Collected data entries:
::::::::
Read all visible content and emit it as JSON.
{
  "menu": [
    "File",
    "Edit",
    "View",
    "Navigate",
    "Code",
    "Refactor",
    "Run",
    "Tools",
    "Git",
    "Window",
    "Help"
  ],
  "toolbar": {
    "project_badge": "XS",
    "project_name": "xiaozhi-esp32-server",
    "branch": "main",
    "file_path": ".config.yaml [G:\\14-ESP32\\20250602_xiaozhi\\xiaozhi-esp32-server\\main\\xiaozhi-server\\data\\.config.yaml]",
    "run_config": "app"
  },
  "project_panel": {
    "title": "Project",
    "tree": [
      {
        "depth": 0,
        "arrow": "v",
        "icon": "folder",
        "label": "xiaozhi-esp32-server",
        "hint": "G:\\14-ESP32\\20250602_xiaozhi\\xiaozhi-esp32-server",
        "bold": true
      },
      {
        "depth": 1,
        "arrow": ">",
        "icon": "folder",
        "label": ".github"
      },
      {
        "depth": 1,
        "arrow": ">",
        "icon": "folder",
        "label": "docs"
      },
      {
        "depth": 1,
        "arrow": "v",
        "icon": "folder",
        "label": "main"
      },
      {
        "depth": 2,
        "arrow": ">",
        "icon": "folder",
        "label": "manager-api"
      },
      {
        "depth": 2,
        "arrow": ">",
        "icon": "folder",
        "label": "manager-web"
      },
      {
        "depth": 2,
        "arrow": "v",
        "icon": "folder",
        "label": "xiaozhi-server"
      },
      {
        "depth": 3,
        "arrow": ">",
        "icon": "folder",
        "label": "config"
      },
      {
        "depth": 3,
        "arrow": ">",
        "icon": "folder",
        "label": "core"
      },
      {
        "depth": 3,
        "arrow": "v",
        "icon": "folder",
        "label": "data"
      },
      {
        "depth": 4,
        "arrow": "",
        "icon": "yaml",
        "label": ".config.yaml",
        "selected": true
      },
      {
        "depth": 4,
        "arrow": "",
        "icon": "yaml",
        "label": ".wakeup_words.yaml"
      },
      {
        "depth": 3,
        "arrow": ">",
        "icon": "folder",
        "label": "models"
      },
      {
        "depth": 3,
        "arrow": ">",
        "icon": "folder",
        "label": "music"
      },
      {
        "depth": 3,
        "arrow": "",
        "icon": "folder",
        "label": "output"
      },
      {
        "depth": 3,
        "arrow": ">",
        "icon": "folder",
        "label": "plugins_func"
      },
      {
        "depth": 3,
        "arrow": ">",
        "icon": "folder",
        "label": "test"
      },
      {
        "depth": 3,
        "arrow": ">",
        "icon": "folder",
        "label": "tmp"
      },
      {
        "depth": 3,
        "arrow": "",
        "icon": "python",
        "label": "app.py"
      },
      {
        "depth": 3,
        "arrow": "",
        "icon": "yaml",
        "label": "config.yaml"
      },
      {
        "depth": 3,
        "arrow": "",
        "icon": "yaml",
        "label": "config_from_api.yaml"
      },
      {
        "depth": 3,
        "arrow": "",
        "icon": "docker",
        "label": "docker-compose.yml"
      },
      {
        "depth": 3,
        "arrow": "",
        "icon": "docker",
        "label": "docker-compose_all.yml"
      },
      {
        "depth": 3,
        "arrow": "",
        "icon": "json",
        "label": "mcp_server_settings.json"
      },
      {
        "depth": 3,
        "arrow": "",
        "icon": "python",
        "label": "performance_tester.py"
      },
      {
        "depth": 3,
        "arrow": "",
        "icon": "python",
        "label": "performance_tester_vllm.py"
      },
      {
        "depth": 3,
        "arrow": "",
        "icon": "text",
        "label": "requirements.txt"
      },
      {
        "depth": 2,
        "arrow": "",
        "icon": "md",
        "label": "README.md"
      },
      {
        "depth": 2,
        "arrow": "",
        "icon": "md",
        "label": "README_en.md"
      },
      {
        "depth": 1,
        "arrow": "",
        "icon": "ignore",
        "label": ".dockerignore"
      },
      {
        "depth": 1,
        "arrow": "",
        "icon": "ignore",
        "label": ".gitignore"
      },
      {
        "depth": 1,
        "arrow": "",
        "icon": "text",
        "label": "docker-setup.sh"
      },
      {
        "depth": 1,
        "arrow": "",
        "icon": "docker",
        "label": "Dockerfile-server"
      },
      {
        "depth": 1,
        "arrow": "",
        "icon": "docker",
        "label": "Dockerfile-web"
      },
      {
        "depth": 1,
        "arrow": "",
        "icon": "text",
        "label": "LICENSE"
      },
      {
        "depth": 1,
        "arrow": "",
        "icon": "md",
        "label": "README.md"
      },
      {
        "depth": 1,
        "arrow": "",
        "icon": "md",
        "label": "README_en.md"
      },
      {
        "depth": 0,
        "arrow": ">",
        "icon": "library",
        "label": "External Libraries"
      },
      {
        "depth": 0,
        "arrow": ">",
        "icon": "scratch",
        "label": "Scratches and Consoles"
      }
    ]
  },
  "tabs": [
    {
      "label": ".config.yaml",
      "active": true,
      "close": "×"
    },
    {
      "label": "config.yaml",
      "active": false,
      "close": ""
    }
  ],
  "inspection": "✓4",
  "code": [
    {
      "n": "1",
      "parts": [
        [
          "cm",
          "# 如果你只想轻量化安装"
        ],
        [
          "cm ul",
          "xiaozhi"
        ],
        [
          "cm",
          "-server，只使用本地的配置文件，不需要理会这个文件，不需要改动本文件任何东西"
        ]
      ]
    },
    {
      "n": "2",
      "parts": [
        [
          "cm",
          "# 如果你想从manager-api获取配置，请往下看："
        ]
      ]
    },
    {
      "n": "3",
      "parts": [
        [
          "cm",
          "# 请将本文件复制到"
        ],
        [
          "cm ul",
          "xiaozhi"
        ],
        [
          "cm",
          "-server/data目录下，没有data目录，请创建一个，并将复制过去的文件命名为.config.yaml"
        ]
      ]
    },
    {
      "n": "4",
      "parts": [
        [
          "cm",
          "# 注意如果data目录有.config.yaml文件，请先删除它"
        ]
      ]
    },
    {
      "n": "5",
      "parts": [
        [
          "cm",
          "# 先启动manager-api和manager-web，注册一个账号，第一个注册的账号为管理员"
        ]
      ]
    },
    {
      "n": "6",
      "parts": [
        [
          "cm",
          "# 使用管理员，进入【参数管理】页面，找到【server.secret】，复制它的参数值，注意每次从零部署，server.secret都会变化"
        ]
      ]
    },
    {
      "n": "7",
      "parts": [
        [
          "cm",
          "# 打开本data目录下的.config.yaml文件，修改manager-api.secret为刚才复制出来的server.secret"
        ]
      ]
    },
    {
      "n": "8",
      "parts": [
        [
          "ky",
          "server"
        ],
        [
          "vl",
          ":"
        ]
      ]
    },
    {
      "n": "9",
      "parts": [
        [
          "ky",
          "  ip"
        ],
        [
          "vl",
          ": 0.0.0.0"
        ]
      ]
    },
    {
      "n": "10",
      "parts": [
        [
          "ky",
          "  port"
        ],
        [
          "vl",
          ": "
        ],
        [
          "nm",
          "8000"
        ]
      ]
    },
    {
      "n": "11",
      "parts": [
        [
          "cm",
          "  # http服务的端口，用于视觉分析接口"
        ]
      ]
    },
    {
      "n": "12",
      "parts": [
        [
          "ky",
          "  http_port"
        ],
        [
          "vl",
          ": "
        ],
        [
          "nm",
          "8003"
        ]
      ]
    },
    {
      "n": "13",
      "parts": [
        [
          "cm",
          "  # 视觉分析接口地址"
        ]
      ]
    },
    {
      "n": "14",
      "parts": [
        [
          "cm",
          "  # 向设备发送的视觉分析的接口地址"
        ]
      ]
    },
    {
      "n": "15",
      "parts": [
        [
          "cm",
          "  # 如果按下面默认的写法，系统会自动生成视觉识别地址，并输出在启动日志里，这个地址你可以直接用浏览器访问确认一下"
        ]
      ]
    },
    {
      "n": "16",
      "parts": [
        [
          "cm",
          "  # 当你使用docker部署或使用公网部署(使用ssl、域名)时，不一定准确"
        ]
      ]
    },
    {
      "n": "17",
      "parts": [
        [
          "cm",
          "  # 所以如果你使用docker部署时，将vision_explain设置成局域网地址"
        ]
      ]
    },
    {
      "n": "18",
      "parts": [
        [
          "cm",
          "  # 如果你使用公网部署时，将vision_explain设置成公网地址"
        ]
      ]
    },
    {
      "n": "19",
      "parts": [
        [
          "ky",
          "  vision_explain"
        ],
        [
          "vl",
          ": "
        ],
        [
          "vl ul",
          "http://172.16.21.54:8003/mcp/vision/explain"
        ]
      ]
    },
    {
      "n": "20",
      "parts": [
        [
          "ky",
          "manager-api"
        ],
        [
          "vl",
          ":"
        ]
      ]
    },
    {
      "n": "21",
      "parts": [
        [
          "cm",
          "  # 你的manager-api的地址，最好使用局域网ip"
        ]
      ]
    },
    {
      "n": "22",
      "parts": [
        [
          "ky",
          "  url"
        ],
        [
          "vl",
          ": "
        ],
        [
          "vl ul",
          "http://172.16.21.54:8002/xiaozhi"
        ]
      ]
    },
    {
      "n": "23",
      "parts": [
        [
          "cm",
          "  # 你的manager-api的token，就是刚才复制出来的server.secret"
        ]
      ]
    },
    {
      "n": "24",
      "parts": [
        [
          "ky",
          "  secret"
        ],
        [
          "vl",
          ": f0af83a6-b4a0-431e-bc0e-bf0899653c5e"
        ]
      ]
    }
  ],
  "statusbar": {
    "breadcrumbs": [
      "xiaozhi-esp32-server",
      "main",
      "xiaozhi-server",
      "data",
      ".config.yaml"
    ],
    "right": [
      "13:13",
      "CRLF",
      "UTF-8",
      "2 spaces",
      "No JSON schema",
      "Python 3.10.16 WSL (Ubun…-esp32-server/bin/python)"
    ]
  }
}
::::::::
» **Work to do**
Read through the entries and copy each line in which "Dockerfile" appears.

» **Result of the exercise**
        "label": "Dockerfile-server"
        "label": "Dockerfile-web"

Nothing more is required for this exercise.